[Image layout annotations]
----------------------------------------
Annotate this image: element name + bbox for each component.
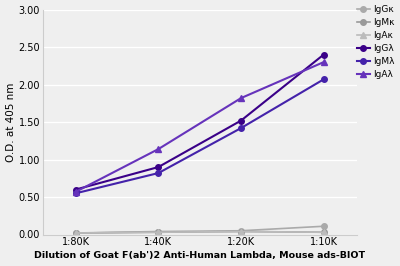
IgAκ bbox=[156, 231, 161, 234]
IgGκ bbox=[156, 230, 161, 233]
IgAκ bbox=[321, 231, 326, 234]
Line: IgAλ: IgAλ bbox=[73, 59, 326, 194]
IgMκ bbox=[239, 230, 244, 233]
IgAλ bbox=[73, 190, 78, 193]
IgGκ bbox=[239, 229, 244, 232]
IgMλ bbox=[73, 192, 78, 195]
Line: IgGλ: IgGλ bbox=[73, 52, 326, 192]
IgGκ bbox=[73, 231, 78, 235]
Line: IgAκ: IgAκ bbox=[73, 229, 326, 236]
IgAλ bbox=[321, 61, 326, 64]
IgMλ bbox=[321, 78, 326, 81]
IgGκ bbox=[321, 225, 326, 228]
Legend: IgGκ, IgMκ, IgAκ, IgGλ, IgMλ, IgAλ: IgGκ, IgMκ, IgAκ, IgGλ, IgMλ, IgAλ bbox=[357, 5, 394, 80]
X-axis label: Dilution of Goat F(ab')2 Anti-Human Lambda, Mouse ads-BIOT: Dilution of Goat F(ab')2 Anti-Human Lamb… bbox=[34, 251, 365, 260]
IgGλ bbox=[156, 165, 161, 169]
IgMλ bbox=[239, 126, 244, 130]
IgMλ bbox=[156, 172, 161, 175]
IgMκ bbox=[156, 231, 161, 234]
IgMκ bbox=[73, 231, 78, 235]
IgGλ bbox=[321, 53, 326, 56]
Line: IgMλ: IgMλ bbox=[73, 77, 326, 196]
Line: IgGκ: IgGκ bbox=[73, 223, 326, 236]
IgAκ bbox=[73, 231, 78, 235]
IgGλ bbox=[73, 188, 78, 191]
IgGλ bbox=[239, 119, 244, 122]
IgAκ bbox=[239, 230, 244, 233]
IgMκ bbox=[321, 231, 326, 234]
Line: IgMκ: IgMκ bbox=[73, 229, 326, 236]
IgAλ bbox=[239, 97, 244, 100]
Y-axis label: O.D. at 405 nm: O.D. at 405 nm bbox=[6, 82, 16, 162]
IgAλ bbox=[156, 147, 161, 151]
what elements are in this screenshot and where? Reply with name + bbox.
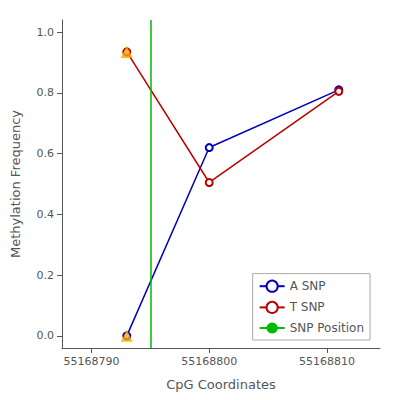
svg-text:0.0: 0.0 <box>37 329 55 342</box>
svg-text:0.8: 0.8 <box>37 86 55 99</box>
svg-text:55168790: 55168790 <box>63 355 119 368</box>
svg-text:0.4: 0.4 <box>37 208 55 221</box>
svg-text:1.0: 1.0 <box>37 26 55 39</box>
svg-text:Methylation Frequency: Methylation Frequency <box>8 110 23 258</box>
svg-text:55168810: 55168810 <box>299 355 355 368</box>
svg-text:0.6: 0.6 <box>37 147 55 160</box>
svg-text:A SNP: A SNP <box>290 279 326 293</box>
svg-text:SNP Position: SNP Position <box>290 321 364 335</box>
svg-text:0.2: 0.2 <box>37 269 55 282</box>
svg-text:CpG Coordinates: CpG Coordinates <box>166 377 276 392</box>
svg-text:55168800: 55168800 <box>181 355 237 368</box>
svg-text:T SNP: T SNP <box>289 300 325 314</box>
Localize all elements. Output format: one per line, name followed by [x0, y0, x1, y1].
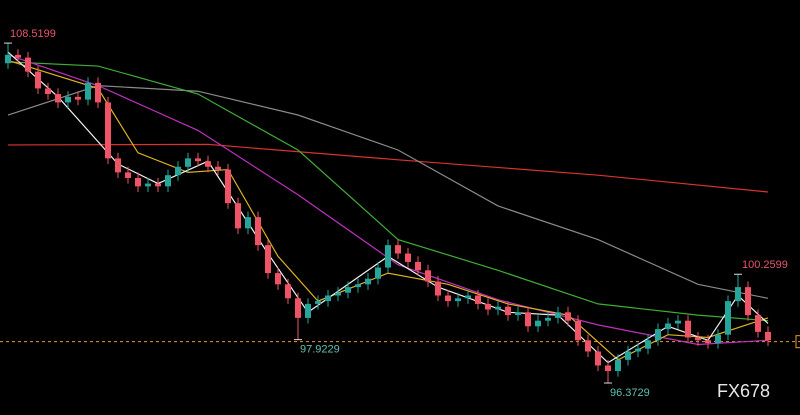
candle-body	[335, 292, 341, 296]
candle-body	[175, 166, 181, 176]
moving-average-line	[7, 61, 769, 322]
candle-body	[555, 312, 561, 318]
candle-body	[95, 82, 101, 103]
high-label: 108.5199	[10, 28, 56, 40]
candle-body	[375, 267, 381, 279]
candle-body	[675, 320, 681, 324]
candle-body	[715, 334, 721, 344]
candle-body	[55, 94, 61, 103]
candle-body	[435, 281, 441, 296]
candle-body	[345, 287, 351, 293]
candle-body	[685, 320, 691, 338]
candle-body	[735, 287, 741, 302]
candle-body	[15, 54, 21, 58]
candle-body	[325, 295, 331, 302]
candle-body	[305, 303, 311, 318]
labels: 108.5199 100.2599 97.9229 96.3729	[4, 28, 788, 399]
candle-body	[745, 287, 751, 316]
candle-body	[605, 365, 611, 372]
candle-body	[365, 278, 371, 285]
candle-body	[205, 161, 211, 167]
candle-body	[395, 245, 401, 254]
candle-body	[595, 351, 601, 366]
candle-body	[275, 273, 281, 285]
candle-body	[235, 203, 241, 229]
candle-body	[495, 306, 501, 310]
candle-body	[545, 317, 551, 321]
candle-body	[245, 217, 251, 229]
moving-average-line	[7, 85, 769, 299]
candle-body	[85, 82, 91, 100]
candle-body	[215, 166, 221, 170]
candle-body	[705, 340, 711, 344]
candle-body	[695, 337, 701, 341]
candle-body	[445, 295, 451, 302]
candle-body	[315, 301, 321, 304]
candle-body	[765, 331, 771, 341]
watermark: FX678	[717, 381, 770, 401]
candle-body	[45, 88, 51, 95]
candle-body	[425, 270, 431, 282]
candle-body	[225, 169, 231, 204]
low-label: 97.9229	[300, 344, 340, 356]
----------------------------------------
◆ **AIM OF THE TASK**
Reproduce every line of the items above word for word, omitting the pictures.

◆ **ANSWER IN FULL**
Annotate this image: element name + bbox for each component.
IgAκ bbox=[156, 231, 161, 234]
IgGκ bbox=[156, 230, 161, 233]
IgAκ bbox=[321, 231, 326, 234]
Line: IgAλ: IgAλ bbox=[73, 59, 326, 194]
IgMκ bbox=[239, 230, 244, 233]
IgAλ bbox=[73, 190, 78, 193]
IgGκ bbox=[239, 229, 244, 232]
IgMλ bbox=[73, 192, 78, 195]
Line: IgGλ: IgGλ bbox=[73, 52, 326, 192]
IgGκ bbox=[73, 231, 78, 235]
Line: IgAκ: IgAκ bbox=[73, 229, 326, 236]
IgAλ bbox=[321, 61, 326, 64]
IgMλ bbox=[321, 78, 326, 81]
IgGκ bbox=[321, 225, 326, 228]
Legend: IgGκ, IgMκ, IgAκ, IgGλ, IgMλ, IgAλ: IgGκ, IgMκ, IgAκ, IgGλ, IgMλ, IgAλ bbox=[357, 5, 394, 80]
X-axis label: Dilution of Goat F(ab')2 Anti-Human Lambda, Mouse ads-BIOT: Dilution of Goat F(ab')2 Anti-Human Lamb… bbox=[34, 251, 365, 260]
IgGλ bbox=[156, 165, 161, 169]
IgMλ bbox=[239, 126, 244, 130]
IgMλ bbox=[156, 172, 161, 175]
IgMκ bbox=[156, 231, 161, 234]
IgMκ bbox=[73, 231, 78, 235]
IgGλ bbox=[321, 53, 326, 56]
Line: IgMλ: IgMλ bbox=[73, 77, 326, 196]
Line: IgGκ: IgGκ bbox=[73, 223, 326, 236]
IgAκ bbox=[73, 231, 78, 235]
IgGλ bbox=[73, 188, 78, 191]
IgGλ bbox=[239, 119, 244, 122]
IgAκ bbox=[239, 230, 244, 233]
IgMκ bbox=[321, 231, 326, 234]
Line: IgMκ: IgMκ bbox=[73, 229, 326, 236]
IgAλ bbox=[239, 97, 244, 100]
Y-axis label: O.D. at 405 nm: O.D. at 405 nm bbox=[6, 82, 16, 162]
IgAλ bbox=[156, 147, 161, 151]
what elements are in this screenshot and where? Reply with name + bbox.
svg-text:0.0: 0.0 <box>37 329 55 342</box>
svg-text:0.8: 0.8 <box>37 86 55 99</box>
svg-text:55168790: 55168790 <box>63 355 119 368</box>
svg-text:0.4: 0.4 <box>37 208 55 221</box>
svg-text:1.0: 1.0 <box>37 26 55 39</box>
svg-text:Methylation Frequency: Methylation Frequency <box>8 110 23 258</box>
svg-text:55168810: 55168810 <box>299 355 355 368</box>
svg-text:0.6: 0.6 <box>37 147 55 160</box>
svg-text:A SNP: A SNP <box>290 279 326 293</box>
svg-text:SNP Position: SNP Position <box>290 321 364 335</box>
svg-text:0.2: 0.2 <box>37 269 55 282</box>
svg-text:CpG Coordinates: CpG Coordinates <box>166 377 276 392</box>
svg-text:55168800: 55168800 <box>181 355 237 368</box>
svg-text:T SNP: T SNP <box>289 300 325 314</box>
Localize all elements. Output format: one per line, name followed by [x0, y0, x1, y1].
candle-body	[335, 292, 341, 296]
candle-body	[175, 166, 181, 176]
moving-average-line	[7, 61, 769, 322]
candle-body	[555, 312, 561, 318]
candle-body	[95, 82, 101, 103]
high-label: 108.5199	[10, 28, 56, 40]
candle-body	[375, 267, 381, 279]
candle-body	[675, 320, 681, 324]
candle-body	[715, 334, 721, 344]
candle-body	[55, 94, 61, 103]
candle-body	[435, 281, 441, 296]
candle-body	[345, 287, 351, 293]
candle-body	[685, 320, 691, 338]
candle-body	[735, 287, 741, 302]
candle-body	[15, 54, 21, 58]
candle-body	[325, 295, 331, 302]
candle-body	[305, 303, 311, 318]
labels: 108.5199 100.2599 97.9229 96.3729	[4, 28, 788, 399]
candle-body	[745, 287, 751, 316]
candle-body	[605, 365, 611, 372]
candle-body	[365, 278, 371, 285]
candle-body	[205, 161, 211, 167]
candle-body	[395, 245, 401, 254]
candle-body	[595, 351, 601, 366]
candle-body	[275, 273, 281, 285]
candle-body	[235, 203, 241, 229]
candle-body	[495, 306, 501, 310]
candle-body	[545, 317, 551, 321]
candle-body	[245, 217, 251, 229]
moving-average-line	[7, 85, 769, 299]
candle-body	[85, 82, 91, 100]
candle-body	[215, 166, 221, 170]
candle-body	[705, 340, 711, 344]
candle-body	[695, 337, 701, 341]
candle-body	[445, 295, 451, 302]
candle-body	[315, 301, 321, 304]
candle-body	[765, 331, 771, 341]
watermark: FX678	[717, 381, 770, 401]
candle-body	[45, 88, 51, 95]
candle-body	[425, 270, 431, 282]
candle-body	[225, 169, 231, 204]
low-label: 97.9229	[300, 344, 340, 356]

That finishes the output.